» Passage provided:

####

July 15, 2021
Philadelphia Eagles center Jason Kelce is a three-time first-team All Pro, three-time Pro Bowler and Super Bowl champion. His younger brother, Chiefs tight end Travis Kelce, is a three-time first-team All-Pro selection, six-time Pro Bowler, Super Bowl champion and holds the NFL record for most consecutive seasons with 1,000 yards receiving by a tight end and the most receptions in a single season for a tight end, with 1,416.
You'd think the world would know how to properly pronounce Kelce, or that one of these brothers would make a point to get it clarified sooner than 2021.
Everybody has been saying "Kel-see" for more than a decade, without complication. Then Travis revealed this week on a Barstool Sports podcast that the proper pronunciation of his name is "Kelse," without the long "e" sound at the end.
"I mean, I just kind of roll with the punches," Kelce said.

####

» Work item: In the passage about the Kelce brothers, how does Travis say his last name is properly pronounced?

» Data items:
####

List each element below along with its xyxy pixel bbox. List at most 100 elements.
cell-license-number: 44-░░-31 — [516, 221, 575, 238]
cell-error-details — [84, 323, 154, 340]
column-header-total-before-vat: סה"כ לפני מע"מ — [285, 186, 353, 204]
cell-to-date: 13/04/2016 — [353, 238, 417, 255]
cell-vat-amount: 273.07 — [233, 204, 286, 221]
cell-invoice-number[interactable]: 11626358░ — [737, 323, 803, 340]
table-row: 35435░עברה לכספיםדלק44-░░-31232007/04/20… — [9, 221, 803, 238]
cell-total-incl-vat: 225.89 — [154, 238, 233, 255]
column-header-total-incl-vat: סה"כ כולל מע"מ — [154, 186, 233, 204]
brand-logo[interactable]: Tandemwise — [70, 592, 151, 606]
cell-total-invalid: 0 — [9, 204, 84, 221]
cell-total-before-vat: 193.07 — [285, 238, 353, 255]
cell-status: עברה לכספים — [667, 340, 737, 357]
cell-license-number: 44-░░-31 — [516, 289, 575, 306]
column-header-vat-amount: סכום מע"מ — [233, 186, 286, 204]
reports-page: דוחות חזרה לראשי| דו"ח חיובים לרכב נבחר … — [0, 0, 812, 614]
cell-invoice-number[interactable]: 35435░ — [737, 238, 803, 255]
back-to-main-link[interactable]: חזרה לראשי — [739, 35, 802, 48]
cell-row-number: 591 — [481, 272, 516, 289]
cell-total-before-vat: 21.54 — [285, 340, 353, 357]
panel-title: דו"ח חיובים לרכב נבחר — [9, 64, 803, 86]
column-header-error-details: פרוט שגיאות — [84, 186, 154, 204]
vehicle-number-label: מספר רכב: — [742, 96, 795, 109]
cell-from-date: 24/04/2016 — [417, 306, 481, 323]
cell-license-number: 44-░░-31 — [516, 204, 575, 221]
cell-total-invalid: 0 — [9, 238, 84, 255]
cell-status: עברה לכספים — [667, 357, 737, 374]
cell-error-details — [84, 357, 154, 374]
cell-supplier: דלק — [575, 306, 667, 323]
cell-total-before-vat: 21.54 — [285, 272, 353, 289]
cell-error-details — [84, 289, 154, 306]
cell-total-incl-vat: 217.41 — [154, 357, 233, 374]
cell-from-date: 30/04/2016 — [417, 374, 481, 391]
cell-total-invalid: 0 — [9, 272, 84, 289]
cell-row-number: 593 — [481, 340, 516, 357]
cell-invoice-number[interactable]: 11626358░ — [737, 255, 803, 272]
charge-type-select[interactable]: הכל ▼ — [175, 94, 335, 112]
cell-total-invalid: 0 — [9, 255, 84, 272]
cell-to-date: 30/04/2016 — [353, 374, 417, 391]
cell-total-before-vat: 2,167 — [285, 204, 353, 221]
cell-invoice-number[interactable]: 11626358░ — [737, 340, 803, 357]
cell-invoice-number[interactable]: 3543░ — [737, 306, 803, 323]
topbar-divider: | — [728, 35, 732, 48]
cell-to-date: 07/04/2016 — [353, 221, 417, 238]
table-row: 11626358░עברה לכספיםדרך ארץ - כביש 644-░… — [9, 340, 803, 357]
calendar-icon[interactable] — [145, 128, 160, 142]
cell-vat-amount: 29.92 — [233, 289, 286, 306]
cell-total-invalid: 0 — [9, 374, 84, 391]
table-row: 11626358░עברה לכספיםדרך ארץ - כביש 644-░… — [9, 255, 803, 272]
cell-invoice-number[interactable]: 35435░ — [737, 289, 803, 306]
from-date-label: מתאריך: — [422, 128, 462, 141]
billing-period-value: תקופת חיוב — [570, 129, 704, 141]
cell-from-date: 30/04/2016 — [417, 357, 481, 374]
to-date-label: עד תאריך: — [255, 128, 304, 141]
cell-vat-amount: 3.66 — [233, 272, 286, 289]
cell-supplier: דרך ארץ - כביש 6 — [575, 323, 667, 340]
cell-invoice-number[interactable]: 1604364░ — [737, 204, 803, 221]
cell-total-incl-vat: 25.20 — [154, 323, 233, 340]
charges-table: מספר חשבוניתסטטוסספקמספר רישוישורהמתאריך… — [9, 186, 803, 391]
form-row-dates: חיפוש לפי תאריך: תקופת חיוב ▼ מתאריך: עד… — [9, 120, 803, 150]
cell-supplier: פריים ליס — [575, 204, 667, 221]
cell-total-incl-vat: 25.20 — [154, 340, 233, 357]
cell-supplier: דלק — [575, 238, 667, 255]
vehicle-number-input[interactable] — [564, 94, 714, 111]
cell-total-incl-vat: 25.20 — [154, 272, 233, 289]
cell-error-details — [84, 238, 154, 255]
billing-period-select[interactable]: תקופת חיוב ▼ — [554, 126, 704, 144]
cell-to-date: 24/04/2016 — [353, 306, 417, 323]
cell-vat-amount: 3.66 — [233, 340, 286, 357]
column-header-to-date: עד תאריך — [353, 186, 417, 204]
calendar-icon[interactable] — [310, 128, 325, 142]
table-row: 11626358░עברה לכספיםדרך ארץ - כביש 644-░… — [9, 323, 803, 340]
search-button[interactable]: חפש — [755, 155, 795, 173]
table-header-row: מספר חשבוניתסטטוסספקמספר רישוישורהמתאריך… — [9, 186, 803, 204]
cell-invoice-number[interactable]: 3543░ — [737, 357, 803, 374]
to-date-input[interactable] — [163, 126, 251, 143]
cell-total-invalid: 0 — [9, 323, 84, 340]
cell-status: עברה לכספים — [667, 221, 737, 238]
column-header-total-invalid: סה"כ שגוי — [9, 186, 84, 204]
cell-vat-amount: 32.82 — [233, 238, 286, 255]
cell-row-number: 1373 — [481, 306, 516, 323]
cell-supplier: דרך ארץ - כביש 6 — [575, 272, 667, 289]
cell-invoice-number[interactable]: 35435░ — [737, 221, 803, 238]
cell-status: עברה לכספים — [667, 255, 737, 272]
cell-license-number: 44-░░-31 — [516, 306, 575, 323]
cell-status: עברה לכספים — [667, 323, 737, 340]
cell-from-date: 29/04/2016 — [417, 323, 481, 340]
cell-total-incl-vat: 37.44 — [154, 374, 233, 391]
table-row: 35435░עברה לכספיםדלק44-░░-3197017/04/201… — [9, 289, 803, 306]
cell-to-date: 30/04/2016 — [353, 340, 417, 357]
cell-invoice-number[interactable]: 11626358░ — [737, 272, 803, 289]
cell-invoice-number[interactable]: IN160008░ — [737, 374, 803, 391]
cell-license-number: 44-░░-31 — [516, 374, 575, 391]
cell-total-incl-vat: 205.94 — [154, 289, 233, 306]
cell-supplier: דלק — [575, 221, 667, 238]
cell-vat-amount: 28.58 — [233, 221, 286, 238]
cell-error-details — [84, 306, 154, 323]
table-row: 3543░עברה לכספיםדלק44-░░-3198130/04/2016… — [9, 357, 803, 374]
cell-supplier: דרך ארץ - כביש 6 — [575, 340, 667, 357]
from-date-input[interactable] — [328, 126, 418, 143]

####

» Exercise response: "Kelse," without the long "e" sound at the end.